▸ WHAT IS EXPECTED:
Go through the records and give each one again exactly.

• • • •

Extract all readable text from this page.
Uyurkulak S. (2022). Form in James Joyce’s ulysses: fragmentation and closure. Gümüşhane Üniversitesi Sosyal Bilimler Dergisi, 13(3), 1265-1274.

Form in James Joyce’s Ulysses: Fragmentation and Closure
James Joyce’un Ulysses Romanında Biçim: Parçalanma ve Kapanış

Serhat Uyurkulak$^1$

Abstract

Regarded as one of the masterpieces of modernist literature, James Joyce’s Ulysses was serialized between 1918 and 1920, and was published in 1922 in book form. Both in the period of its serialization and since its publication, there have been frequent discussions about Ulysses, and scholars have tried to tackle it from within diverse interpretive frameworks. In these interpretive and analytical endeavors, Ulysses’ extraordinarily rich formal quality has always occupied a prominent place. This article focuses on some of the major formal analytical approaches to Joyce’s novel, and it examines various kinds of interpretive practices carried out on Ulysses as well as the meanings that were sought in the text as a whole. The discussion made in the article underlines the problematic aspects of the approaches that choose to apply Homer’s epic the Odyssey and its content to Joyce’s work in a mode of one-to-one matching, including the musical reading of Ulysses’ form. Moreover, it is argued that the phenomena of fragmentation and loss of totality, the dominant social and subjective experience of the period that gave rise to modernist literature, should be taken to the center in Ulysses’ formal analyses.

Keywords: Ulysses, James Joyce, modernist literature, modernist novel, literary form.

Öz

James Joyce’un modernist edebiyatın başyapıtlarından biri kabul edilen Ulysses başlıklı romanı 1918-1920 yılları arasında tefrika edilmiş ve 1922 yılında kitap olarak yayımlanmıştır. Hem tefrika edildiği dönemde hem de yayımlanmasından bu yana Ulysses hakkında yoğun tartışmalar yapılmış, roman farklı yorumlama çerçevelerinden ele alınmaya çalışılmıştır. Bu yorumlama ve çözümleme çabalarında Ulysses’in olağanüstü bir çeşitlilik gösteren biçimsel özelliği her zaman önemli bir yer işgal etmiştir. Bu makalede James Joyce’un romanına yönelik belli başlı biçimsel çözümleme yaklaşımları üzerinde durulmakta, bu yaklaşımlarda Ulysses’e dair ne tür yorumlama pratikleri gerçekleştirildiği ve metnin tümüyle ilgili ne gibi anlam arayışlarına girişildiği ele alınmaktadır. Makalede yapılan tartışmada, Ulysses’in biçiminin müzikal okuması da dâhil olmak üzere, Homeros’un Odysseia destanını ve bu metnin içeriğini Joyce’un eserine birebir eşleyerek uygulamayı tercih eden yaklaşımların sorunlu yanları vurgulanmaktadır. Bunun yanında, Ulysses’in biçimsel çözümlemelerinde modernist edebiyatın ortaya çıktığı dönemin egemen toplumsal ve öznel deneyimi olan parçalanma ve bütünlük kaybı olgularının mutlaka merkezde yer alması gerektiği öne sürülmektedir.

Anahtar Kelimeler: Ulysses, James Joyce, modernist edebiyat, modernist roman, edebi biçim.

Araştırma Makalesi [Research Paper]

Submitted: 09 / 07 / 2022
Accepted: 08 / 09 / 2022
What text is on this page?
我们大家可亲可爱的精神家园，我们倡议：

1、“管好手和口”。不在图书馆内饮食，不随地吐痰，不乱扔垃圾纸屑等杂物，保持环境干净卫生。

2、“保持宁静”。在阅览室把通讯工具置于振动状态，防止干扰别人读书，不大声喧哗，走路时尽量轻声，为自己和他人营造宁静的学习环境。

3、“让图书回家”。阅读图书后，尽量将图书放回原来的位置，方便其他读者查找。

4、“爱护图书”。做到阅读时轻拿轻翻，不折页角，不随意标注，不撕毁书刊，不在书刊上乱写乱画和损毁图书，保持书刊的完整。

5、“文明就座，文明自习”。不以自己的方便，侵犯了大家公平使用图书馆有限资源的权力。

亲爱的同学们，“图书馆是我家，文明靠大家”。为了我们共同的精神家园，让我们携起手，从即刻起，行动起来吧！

• • • •

▸ SOLUTION BELOW:
Extract all readable text from this page.
Uyurkulak S. (2022). Form in James Joyce’s ulysses: fragmentation and closure. Gümüşhane Üniversitesi Sosyal Bilimler Dergisi, 13(3), 1265-1274.

Form in James Joyce’s Ulysses: Fragmentation and Closure
James Joyce’un Ulysses Romanında Biçim: Parçalanma ve Kapanış

Serhat Uyurkulak$^1$

Abstract

Regarded as one of the masterpieces of modernist literature, James Joyce’s Ulysses was serialized between 1918 and 1920, and was published in 1922 in book form. Both in the period of its serialization and since its publication, there have been frequent discussions about Ulysses, and scholars have tried to tackle it from within diverse interpretive frameworks. In these interpretive and analytical endeavors, Ulysses’ extraordinarily rich formal quality has always occupied a prominent place. This article focuses on some of the major formal analytical approaches to Joyce’s novel, and it examines various kinds of interpretive practices carried out on Ulysses as well as the meanings that were sought in the text as a whole. The discussion made in the article underlines the problematic aspects of the approaches that choose to apply Homer’s epic the Odyssey and its content to Joyce’s work in a mode of one-to-one matching, including the musical reading of Ulysses’ form. Moreover, it is argued that the phenomena of fragmentation and loss of totality, the dominant social and subjective experience of the period that gave rise to modernist literature, should be taken to the center in Ulysses’ formal analyses.

Keywords: Ulysses, James Joyce, modernist literature, modernist novel, literary form.

Öz

James Joyce’un modernist edebiyatın başyapıtlarından biri kabul edilen Ulysses başlıklı romanı 1918-1920 yılları arasında tefrika edilmiş ve 1922 yılında kitap olarak yayımlanmıştır. Hem tefrika edildiği dönemde hem de yayımlanmasından bu yana Ulysses hakkında yoğun tartışmalar yapılmış, roman farklı yorumlama çerçevelerinden ele alınmaya çalışılmıştır. Bu yorumlama ve çözümleme çabalarında Ulysses’in olağanüstü bir çeşitlilik gösteren biçimsel özelliği her zaman önemli bir yer işgal etmiştir. Bu makalede James Joyce’un romanına yönelik belli başlı biçimsel çözümleme yaklaşımları üzerinde durulmakta, bu yaklaşımlarda Ulysses’e dair ne tür yorumlama pratikleri gerçekleştirildiği ve metnin tümüyle ilgili ne gibi anlam arayışlarına girişildiği ele alınmaktadır. Makalede yapılan tartışmada, Ulysses’in biçiminin müzikal okuması da dâhil olmak üzere, Homeros’un Odysseia destanını ve bu metnin içeriğini Joyce’un eserine birebir eşleyerek uygulamayı tercih eden yaklaşımların sorunlu yanları vurgulanmaktadır. Bunun yanında, Ulysses’in biçimsel çözümlemelerinde modernist edebiyatın ortaya çıktığı dönemin egemen toplumsal ve öznel deneyimi olan parçalanma ve bütünlük kaybı olgularının mutlaka merkezde yer alması gerektiği öne sürülmektedir.

Anahtar Kelimeler: Ulysses, James Joyce, modernist edebiyat, modernist roman, edebi biçim.

Araştırma Makalesi [Research Paper]

Submitted: 09 / 07 / 2022
Accepted: 08 / 09 / 2022
What text is on this page?
我们大家可亲可爱的精神家园，我们倡议：

1、“管好手和口”。不在图书馆内饮食，不随地吐痰，不乱扔垃圾纸屑等杂物，保持环境干净卫生。

2、“保持宁静”。在阅览室把通讯工具置于振动状态，防止干扰别人读书，不大声喧哗，走路时尽量轻声，为自己和他人营造宁静的学习环境。

3、“让图书回家”。阅读图书后，尽量将图书放回原来的位置，方便其他读者查找。

4、“爱护图书”。做到阅读时轻拿轻翻，不折页角，不随意标注，不撕毁书刊，不在书刊上乱写乱画和损毁图书，保持书刊的完整。

5、“文明就座，文明自习”。不以自己的方便，侵犯了大家公平使用图书馆有限资源的权力。

亲爱的同学们，“图书馆是我家，文明靠大家”。为了我们共同的精神家园，让我们携起手，从即刻起，行动起来吧！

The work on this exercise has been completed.